* Exercise directions:
Set down the material once more, exactly as it appears.

Data listing
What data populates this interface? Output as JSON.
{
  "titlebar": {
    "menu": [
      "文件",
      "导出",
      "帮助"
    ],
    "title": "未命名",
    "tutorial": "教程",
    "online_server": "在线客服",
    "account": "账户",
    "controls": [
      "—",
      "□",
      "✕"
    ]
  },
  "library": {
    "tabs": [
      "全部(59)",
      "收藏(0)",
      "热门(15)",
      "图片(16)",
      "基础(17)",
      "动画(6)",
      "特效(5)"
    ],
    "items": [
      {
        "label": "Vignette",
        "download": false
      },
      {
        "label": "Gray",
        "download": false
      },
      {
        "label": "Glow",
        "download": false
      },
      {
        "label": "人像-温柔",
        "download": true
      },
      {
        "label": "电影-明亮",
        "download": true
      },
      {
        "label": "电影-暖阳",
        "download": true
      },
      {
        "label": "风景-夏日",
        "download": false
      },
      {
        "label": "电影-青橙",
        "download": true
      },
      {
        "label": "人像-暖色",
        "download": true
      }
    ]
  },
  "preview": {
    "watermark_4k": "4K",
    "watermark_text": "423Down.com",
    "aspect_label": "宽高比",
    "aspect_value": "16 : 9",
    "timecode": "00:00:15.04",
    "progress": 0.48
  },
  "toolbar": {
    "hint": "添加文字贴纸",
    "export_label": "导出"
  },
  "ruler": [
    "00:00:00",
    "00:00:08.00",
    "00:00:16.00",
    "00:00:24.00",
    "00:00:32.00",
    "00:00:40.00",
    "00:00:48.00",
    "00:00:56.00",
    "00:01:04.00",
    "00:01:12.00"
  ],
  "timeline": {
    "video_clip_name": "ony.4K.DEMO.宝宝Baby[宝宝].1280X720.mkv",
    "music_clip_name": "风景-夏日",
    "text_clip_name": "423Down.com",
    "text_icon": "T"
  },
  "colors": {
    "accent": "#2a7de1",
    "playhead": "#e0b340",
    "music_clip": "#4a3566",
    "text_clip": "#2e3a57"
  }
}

* Solution for this exercise:
What data populates this interface? Output as JSON.
{
  "titlebar": {
    "menu": [
      "文件",
      "导出",
      "帮助"
    ],
    "title": "未命名",
    "tutorial": "教程",
    "online_server": "在线客服",
    "account": "账户",
    "controls": [
      "—",
      "□",
      "✕"
    ]
  },
  "library": {
    "tabs": [
      "全部(59)",
      "收藏(0)",
      "热门(15)",
      "图片(16)",
      "基础(17)",
      "动画(6)",
      "特效(5)"
    ],
    "items": [
      {
        "label": "Vignette",
        "download": false
      },
      {
        "label": "Gray",
        "download": false
      },
      {
        "label": "Glow",
        "download": false
      },
      {
        "label": "人像-温柔",
        "download": true
      },
      {
        "label": "电影-明亮",
        "download": true
      },
      {
        "label": "电影-暖阳",
        "download": true
      },
      {
        "label": "风景-夏日",
        "download": false
      },
      {
        "label": "电影-青橙",
        "download": true
      },
      {
        "label": "人像-暖色",
        "download": true
      }
    ]
  },
  "preview": {
    "watermark_4k": "4K",
    "watermark_text": "423Down.com",
    "aspect_label": "宽高比",
    "aspect_value": "16 : 9",
    "timecode": "00:00:15.04",
    "progress": 0.48
  },
  "toolbar": {
    "hint": "添加文字贴纸",
    "export_label": "导出"
  },
  "ruler": [
    "00:00:00",
    "00:00:08.00",
    "00:00:16.00",
    "00:00:24.00",
    "00:00:32.00",
    "00:00:40.00",
    "00:00:48.00",
    "00:00:56.00",
    "00:01:04.00",
    "00:01:12.00"
  ],
  "timeline": {
    "video_clip_name": "ony.4K.DEMO.宝宝Baby[宝宝].1280X720.mkv",
    "music_clip_name": "风景-夏日",
    "text_clip_name": "423Down.com",
    "text_icon": "T"
  },
  "colors": {
    "accent": "#2a7de1",
    "playhead": "#e0b340",
    "music_clip": "#4a3566",
    "text_clip": "#2e3a57"
  }
}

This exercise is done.